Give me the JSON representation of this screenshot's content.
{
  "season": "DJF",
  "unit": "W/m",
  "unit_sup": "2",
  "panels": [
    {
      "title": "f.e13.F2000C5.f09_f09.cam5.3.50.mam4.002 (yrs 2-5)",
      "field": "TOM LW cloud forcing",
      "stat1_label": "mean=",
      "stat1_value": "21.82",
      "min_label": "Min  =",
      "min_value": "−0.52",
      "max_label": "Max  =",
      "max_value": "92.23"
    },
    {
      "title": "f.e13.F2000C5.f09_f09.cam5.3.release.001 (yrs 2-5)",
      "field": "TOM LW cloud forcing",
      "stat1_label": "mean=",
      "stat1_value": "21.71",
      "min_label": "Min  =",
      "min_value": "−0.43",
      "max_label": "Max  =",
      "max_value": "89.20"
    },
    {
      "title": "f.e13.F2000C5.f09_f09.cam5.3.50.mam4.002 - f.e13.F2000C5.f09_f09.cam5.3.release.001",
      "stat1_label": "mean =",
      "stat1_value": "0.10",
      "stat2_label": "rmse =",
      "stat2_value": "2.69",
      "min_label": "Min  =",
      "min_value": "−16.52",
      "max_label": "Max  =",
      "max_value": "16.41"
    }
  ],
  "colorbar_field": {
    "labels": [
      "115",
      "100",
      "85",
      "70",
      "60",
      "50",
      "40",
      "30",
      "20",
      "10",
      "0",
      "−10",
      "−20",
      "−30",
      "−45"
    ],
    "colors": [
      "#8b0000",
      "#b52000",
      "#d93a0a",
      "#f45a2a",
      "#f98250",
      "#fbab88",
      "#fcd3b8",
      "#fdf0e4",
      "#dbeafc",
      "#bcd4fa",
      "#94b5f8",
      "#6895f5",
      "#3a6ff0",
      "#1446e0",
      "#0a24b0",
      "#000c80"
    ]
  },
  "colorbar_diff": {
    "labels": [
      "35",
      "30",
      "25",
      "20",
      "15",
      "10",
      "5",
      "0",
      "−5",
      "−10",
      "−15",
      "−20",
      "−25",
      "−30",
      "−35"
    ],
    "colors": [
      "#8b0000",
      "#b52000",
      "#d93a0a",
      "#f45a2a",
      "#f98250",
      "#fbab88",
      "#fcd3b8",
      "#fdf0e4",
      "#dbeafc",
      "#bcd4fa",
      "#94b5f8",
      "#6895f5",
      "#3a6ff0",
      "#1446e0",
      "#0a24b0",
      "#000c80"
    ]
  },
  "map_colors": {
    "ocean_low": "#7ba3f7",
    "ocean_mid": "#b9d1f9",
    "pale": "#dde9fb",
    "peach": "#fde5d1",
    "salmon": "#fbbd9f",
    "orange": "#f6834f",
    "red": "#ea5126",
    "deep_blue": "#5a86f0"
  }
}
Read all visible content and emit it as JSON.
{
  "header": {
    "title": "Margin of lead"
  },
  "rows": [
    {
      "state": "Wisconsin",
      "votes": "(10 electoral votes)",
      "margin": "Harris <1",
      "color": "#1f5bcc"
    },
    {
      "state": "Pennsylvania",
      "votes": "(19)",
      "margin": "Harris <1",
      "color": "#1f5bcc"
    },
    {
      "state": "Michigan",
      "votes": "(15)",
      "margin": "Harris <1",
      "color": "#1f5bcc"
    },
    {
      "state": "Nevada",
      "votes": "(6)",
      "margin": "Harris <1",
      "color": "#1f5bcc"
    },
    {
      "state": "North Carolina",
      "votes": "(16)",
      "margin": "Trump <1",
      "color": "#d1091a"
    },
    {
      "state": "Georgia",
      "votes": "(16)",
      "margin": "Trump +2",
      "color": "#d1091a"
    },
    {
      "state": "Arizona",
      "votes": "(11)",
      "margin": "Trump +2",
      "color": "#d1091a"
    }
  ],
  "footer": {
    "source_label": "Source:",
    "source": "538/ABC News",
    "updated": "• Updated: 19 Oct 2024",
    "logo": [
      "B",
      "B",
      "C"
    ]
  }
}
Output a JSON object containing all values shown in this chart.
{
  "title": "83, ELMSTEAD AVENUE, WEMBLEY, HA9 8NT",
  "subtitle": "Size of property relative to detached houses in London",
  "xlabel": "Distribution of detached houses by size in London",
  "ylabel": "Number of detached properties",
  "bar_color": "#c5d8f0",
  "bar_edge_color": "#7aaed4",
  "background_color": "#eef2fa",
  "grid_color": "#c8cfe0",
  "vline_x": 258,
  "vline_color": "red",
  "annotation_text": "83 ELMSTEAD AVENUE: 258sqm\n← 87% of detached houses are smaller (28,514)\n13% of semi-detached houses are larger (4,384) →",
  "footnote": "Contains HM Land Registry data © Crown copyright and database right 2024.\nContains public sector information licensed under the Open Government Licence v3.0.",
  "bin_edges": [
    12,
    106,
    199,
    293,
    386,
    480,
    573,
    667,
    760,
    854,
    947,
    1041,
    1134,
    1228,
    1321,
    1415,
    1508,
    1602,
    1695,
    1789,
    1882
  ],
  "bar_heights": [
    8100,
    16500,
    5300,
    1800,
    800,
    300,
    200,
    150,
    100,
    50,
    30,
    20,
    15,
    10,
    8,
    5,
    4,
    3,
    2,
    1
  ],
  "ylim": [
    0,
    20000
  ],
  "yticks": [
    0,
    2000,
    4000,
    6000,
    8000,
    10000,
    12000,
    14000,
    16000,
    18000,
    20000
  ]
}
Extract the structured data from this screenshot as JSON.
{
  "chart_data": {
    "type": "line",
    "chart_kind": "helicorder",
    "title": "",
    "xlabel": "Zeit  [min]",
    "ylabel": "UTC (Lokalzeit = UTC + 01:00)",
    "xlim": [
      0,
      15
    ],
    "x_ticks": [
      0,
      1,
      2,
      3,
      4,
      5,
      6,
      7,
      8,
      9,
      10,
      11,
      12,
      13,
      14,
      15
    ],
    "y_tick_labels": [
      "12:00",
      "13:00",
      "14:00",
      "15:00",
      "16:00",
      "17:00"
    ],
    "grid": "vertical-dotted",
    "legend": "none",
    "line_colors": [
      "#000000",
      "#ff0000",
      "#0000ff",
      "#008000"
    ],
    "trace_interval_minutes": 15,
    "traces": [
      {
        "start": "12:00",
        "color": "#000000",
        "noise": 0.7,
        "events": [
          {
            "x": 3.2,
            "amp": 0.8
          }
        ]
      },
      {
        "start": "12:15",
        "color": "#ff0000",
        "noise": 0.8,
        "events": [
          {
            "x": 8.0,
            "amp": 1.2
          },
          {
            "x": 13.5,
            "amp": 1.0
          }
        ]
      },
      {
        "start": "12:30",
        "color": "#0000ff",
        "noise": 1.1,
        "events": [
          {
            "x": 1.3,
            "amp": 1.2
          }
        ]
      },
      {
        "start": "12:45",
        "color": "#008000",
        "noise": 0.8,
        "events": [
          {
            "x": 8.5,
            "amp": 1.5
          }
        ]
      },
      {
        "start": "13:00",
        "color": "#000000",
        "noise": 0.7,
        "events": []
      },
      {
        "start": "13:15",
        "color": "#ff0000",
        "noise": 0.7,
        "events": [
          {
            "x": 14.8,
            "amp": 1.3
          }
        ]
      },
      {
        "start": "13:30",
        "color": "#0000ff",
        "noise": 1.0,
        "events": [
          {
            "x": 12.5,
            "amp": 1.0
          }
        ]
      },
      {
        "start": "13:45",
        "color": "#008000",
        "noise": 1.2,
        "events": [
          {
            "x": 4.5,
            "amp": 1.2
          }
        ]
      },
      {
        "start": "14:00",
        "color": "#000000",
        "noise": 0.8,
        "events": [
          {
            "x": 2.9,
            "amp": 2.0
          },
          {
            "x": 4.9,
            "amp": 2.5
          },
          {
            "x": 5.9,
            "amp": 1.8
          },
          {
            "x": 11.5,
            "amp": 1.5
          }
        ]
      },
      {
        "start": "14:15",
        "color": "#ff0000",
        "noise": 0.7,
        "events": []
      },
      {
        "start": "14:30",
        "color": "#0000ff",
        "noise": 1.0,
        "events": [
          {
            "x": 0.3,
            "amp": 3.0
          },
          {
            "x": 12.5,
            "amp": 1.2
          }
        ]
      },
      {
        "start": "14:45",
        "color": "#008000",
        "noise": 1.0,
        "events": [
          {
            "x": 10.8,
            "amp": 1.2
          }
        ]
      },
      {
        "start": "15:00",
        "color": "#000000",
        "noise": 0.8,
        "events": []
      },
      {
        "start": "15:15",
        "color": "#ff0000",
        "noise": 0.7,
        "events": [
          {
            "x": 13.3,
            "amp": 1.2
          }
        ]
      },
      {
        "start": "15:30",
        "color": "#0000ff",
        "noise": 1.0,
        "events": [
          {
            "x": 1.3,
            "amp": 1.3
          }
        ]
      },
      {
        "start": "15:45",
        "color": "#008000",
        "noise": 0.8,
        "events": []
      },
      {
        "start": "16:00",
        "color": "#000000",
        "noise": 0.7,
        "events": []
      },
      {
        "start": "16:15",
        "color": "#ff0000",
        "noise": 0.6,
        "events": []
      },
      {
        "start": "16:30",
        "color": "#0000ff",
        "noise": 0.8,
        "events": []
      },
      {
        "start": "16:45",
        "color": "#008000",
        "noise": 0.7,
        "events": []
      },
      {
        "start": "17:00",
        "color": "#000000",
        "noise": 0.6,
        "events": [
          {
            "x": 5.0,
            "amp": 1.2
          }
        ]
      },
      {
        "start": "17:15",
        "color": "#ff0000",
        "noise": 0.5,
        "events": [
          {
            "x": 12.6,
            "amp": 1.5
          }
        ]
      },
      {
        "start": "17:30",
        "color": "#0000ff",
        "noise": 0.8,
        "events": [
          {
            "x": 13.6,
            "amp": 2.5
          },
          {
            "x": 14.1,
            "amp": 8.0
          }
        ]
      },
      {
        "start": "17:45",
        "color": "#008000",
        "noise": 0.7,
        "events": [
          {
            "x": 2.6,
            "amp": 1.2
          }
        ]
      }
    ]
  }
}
########
**Written exercise**
From the records above, report the count of lines containing "release" and nothing more.

**Result**
2